◆ **Task instructions**
Would it be possible to write out each entry below exactly, without the pictures?

◆ **Stored records**
■ ■ ■ ■ ■ ■ ■
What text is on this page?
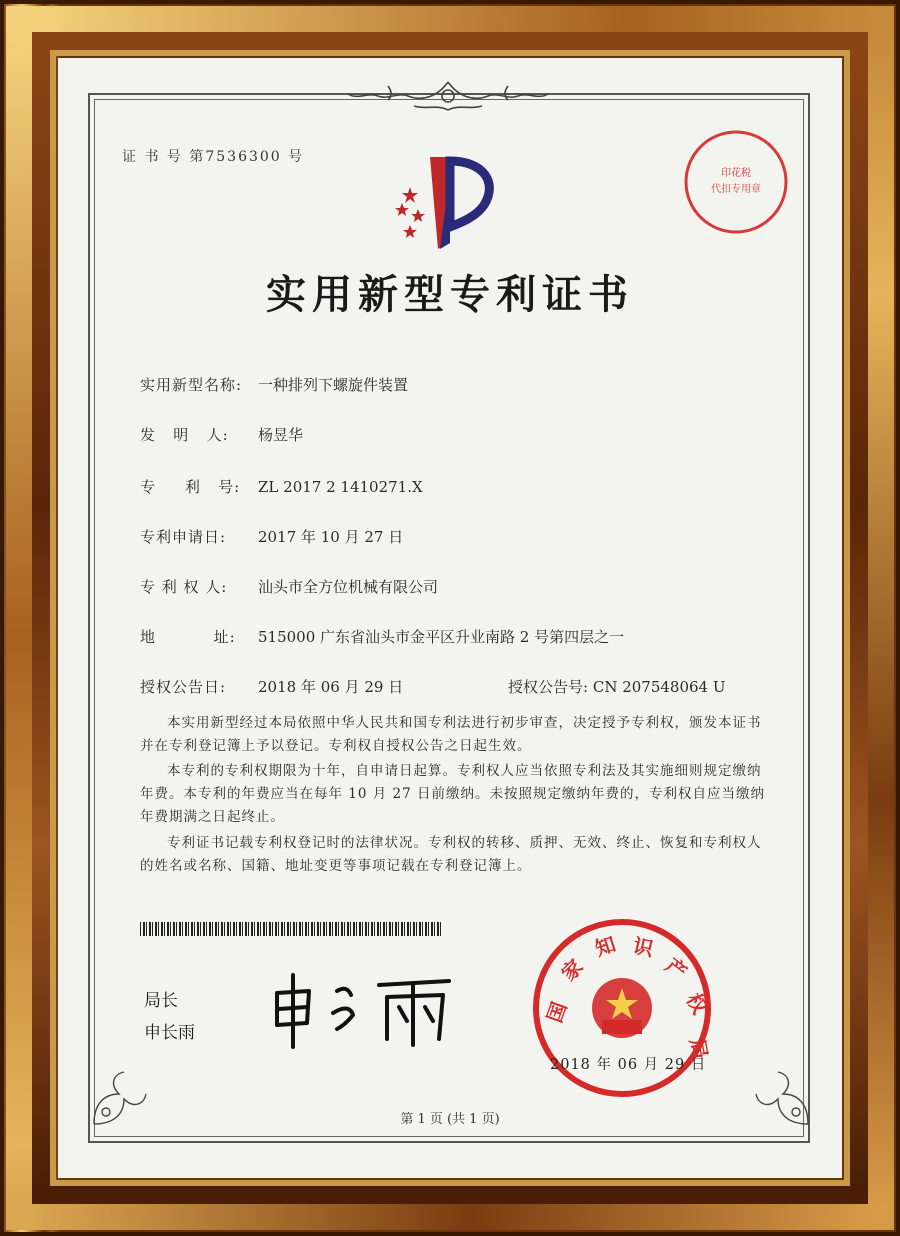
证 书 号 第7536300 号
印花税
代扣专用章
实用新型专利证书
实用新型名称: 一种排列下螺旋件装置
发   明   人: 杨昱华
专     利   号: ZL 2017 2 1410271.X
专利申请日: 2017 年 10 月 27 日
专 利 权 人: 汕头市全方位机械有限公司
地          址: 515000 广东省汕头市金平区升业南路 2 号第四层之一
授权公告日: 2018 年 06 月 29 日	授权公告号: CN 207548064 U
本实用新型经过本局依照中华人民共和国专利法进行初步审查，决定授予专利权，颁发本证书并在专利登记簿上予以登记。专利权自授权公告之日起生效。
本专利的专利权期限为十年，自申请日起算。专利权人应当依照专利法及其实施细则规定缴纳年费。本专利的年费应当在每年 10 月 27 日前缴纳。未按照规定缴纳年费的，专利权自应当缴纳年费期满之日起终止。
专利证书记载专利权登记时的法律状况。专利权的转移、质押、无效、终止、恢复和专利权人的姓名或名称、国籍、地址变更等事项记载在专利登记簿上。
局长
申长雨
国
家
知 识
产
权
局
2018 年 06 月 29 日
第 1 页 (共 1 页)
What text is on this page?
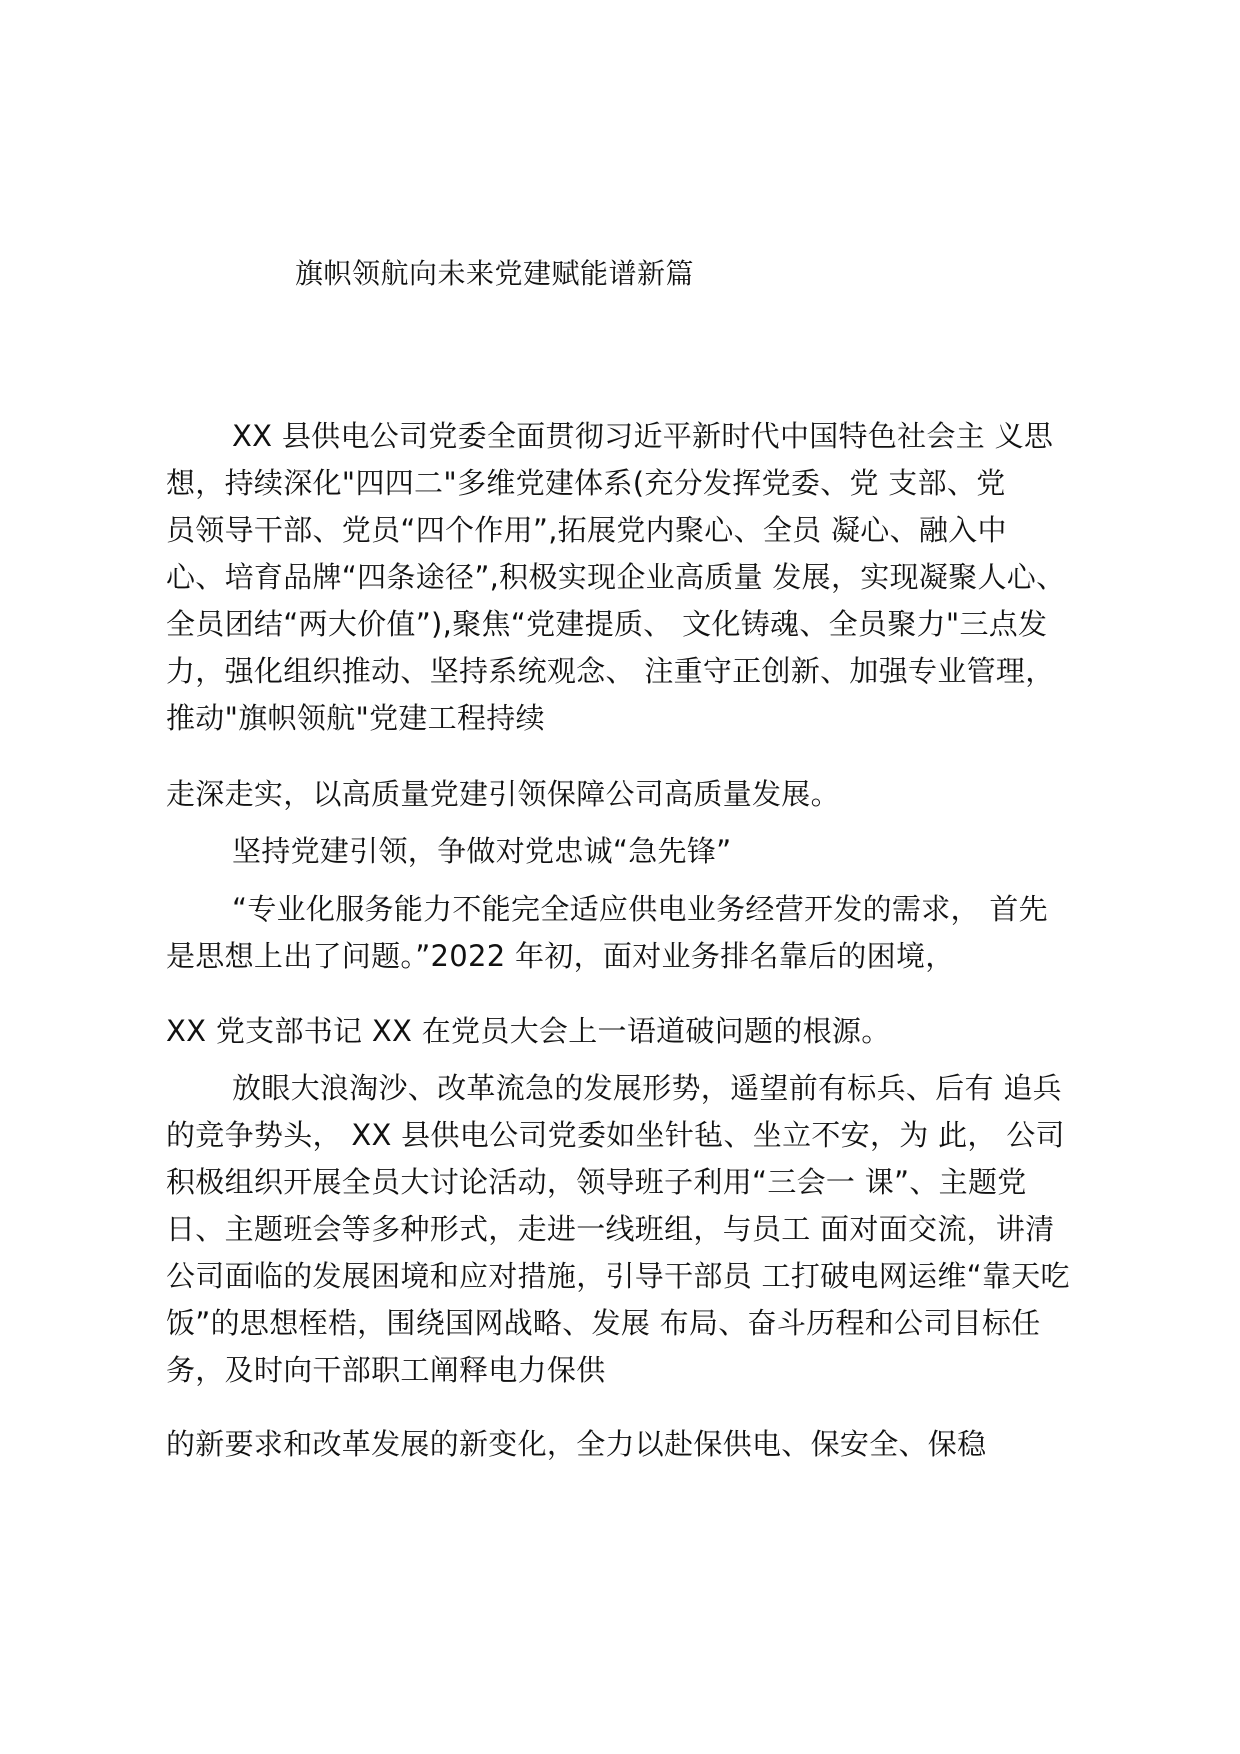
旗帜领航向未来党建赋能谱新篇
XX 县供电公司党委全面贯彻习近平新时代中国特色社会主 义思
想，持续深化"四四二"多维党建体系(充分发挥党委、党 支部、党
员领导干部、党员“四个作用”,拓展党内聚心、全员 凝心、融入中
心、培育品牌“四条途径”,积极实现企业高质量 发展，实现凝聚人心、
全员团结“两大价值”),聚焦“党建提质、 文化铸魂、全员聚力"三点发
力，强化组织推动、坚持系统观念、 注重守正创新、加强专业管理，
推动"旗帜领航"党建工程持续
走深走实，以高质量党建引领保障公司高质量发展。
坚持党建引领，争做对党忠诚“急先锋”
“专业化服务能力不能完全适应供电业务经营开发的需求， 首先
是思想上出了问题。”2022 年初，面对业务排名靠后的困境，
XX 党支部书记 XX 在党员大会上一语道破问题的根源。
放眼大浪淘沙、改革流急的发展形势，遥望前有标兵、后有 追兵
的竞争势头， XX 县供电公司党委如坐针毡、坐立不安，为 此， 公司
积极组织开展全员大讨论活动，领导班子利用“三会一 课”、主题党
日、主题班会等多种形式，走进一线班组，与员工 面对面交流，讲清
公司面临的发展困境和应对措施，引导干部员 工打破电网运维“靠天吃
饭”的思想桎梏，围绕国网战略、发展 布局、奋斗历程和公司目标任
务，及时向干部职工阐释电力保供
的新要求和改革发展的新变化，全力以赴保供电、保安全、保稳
■ ■ ■ ■ ■ ■ ■
◆ **Answer for this exercise**
What text is on this page?
证 书 号 第7536300 号
印花税
代扣专用章
实用新型专利证书
实用新型名称: 一种排列下螺旋件装置
发   明   人: 杨昱华
专     利   号: ZL 2017 2 1410271.X
专利申请日: 2017 年 10 月 27 日
专 利 权 人: 汕头市全方位机械有限公司
地          址: 515000 广东省汕头市金平区升业南路 2 号第四层之一
授权公告日: 2018 年 06 月 29 日	授权公告号: CN 207548064 U
本实用新型经过本局依照中华人民共和国专利法进行初步审查，决定授予专利权，颁发本证书并在专利登记簿上予以登记。专利权自授权公告之日起生效。
本专利的专利权期限为十年，自申请日起算。专利权人应当依照专利法及其实施细则规定缴纳年费。本专利的年费应当在每年 10 月 27 日前缴纳。未按照规定缴纳年费的，专利权自应当缴纳年费期满之日起终止。
专利证书记载专利权登记时的法律状况。专利权的转移、质押、无效、终止、恢复和专利权人的姓名或名称、国籍、地址变更等事项记载在专利登记簿上。
局长
申长雨
国
家
知 识
产
权
局
2018 年 06 月 29 日
第 1 页 (共 1 页)
What text is on this page?
旗帜领航向未来党建赋能谱新篇
XX 县供电公司党委全面贯彻习近平新时代中国特色社会主 义思
想，持续深化"四四二"多维党建体系(充分发挥党委、党 支部、党
员领导干部、党员“四个作用”,拓展党内聚心、全员 凝心、融入中
心、培育品牌“四条途径”,积极实现企业高质量 发展，实现凝聚人心、
全员团结“两大价值”),聚焦“党建提质、 文化铸魂、全员聚力"三点发
力，强化组织推动、坚持系统观念、 注重守正创新、加强专业管理，
推动"旗帜领航"党建工程持续
走深走实，以高质量党建引领保障公司高质量发展。
坚持党建引领，争做对党忠诚“急先锋”
“专业化服务能力不能完全适应供电业务经营开发的需求， 首先
是思想上出了问题。”2022 年初，面对业务排名靠后的困境，
XX 党支部书记 XX 在党员大会上一语道破问题的根源。
放眼大浪淘沙、改革流急的发展形势，遥望前有标兵、后有 追兵
的竞争势头， XX 县供电公司党委如坐针毡、坐立不安，为 此， 公司
积极组织开展全员大讨论活动，领导班子利用“三会一 课”、主题党
日、主题班会等多种形式，走进一线班组，与员工 面对面交流，讲清
公司面临的发展困境和应对措施，引导干部员 工打破电网运维“靠天吃
饭”的思想桎梏，围绕国网战略、发展 布局、奋斗历程和公司目标任
务，及时向干部职工阐释电力保供
的新要求和改革发展的新变化，全力以赴保供电、保安全、保稳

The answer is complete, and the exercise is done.